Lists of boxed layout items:

....

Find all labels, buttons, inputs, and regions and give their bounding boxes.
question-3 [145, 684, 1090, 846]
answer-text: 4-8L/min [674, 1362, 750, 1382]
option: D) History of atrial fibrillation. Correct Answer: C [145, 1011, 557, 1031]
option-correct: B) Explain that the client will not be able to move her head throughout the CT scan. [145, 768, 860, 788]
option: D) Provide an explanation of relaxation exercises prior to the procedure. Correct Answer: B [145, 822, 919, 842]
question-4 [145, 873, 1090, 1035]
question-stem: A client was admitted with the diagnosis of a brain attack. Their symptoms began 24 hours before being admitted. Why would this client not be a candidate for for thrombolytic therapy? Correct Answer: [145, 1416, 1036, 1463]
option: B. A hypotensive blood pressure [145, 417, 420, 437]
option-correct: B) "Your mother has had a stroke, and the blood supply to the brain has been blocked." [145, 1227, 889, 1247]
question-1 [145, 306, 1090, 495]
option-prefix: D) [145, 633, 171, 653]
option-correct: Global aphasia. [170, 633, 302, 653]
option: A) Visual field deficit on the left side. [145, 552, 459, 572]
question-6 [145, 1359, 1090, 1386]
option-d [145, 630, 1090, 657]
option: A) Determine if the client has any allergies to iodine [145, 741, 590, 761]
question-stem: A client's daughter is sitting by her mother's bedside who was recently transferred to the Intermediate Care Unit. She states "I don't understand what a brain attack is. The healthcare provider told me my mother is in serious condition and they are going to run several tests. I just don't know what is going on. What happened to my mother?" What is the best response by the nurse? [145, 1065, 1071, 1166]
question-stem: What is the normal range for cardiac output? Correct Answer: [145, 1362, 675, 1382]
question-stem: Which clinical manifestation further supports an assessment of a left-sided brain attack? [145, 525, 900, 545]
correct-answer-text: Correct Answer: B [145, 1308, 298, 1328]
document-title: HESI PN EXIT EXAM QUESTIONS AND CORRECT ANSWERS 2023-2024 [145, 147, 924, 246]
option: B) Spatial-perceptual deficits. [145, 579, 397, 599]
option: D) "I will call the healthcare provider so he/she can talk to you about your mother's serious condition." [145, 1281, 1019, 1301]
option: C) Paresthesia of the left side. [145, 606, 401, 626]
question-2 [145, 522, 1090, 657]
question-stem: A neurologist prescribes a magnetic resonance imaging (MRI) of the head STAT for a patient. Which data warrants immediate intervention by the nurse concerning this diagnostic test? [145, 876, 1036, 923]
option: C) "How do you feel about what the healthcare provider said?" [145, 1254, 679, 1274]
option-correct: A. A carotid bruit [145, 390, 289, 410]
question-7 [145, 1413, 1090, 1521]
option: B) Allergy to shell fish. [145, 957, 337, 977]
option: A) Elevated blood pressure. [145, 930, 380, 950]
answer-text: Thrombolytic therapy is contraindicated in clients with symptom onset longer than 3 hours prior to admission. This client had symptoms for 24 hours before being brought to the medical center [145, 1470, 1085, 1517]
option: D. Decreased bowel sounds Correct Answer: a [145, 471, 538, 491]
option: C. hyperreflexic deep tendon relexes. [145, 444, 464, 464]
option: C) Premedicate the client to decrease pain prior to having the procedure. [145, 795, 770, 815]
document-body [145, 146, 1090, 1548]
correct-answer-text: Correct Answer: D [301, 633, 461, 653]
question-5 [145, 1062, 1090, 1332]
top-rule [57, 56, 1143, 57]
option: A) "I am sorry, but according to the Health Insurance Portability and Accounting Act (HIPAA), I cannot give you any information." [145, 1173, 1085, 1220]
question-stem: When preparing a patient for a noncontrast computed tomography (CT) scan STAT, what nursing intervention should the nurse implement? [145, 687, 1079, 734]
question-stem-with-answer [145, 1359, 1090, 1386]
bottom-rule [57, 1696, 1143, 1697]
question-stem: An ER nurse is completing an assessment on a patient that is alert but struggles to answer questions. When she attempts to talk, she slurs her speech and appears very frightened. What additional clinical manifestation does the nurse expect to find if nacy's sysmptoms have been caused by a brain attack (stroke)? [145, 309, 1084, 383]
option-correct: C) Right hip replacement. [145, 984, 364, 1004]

....

> Brief:
Pull out every line in the rows above that contains the word "mother".

> Right answer:
option-correct: B) "Your mother has had a stroke, and the blood supply to the brain has been blocked." [145, 1227, 889, 1247]
question-stem: A client's daughter is sitting by her mother's bedside who was recently transferred to the Intermediate Care Unit. She states "I don't understand what a brain attack is. The healthcare provider told me my mother is in serious condition and they are going to run several tests. I just don't know what is going on. What happened to my mother?" What is the best response by the nurse? [145, 1065, 1071, 1166]
option: D) "I will call the healthcare provider so he/she can talk to you about your mother's serious condition." [145, 1281, 1019, 1301]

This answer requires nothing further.